Exercise prompt -
Count the lines containing "title" in the entries underneath, and state that count without anything else.

Data for processing -
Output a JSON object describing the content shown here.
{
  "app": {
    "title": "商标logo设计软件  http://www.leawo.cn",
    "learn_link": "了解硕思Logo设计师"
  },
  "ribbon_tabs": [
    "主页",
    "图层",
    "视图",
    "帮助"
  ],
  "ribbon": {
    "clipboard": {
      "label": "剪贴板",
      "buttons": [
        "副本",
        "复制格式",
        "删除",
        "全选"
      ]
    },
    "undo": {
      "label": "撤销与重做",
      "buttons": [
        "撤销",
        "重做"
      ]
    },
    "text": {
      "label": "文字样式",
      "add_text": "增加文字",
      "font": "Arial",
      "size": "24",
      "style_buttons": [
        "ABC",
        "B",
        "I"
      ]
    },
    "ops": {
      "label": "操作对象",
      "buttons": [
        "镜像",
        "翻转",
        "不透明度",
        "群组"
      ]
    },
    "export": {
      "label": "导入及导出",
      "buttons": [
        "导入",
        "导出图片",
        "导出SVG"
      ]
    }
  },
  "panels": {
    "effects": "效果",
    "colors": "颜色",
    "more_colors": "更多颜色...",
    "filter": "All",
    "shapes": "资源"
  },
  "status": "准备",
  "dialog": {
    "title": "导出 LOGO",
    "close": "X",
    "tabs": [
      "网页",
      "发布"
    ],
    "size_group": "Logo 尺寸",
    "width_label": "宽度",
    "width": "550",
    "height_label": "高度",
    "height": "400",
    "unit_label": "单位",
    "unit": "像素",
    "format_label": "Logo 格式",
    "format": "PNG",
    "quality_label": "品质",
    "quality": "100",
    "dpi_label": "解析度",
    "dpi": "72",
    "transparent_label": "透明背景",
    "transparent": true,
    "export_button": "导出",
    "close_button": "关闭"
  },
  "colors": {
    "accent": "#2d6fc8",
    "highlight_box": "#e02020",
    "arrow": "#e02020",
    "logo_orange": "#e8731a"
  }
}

Answer -
2